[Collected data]
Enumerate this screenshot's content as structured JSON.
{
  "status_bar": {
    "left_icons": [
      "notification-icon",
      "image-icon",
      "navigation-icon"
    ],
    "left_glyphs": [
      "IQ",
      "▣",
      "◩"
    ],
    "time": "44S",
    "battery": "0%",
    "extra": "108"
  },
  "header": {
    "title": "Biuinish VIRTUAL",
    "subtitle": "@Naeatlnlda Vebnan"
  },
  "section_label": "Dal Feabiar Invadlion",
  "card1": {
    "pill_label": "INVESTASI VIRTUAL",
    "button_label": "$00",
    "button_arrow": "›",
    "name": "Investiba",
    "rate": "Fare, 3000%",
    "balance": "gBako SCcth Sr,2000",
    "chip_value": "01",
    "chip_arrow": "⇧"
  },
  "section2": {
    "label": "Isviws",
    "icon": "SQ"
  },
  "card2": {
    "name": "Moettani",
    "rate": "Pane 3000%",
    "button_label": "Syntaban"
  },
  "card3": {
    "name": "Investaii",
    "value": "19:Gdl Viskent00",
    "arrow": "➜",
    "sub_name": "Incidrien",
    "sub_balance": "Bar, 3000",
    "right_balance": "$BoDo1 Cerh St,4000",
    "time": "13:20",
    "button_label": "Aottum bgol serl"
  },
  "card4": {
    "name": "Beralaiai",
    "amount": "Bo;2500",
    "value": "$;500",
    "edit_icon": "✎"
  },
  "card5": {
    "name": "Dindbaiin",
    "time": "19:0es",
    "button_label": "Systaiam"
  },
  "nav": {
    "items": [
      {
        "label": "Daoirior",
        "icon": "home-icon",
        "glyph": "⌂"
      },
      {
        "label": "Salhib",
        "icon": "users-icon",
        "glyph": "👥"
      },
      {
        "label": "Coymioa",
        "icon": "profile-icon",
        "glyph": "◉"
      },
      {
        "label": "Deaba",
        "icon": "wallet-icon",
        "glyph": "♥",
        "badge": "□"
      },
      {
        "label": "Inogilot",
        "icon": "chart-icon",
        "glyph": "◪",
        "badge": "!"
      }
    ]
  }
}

EXERCISE PROMPT
Repeat every entry word for word.

RESULT FOR THIS EXERCISE
Enumerate this screenshot's content as structured JSON.
{
  "status_bar": {
    "left_icons": [
      "notification-icon",
      "image-icon",
      "navigation-icon"
    ],
    "left_glyphs": [
      "IQ",
      "▣",
      "◩"
    ],
    "time": "44S",
    "battery": "0%",
    "extra": "108"
  },
  "header": {
    "title": "Biuinish VIRTUAL",
    "subtitle": "@Naeatlnlda Vebnan"
  },
  "section_label": "Dal Feabiar Invadlion",
  "card1": {
    "pill_label": "INVESTASI VIRTUAL",
    "button_label": "$00",
    "button_arrow": "›",
    "name": "Investiba",
    "rate": "Fare, 3000%",
    "balance": "gBako SCcth Sr,2000",
    "chip_value": "01",
    "chip_arrow": "⇧"
  },
  "section2": {
    "label": "Isviws",
    "icon": "SQ"
  },
  "card2": {
    "name": "Moettani",
    "rate": "Pane 3000%",
    "button_label": "Syntaban"
  },
  "card3": {
    "name": "Investaii",
    "value": "19:Gdl Viskent00",
    "arrow": "➜",
    "sub_name": "Incidrien",
    "sub_balance": "Bar, 3000",
    "right_balance": "$BoDo1 Cerh St,4000",
    "time": "13:20",
    "button_label": "Aottum bgol serl"
  },
  "card4": {
    "name": "Beralaiai",
    "amount": "Bo;2500",
    "value": "$;500",
    "edit_icon": "✎"
  },
  "card5": {
    "name": "Dindbaiin",
    "time": "19:0es",
    "button_label": "Systaiam"
  },
  "nav": {
    "items": [
      {
        "label": "Daoirior",
        "icon": "home-icon",
        "glyph": "⌂"
      },
      {
        "label": "Salhib",
        "icon": "users-icon",
        "glyph": "👥"
      },
      {
        "label": "Coymioa",
        "icon": "profile-icon",
        "glyph": "◉"
      },
      {
        "label": "Deaba",
        "icon": "wallet-icon",
        "glyph": "♥",
        "badge": "□"
      },
      {
        "label": "Inogilot",
        "icon": "chart-icon",
        "glyph": "◪",
        "badge": "!"
      }
    ]
  }
}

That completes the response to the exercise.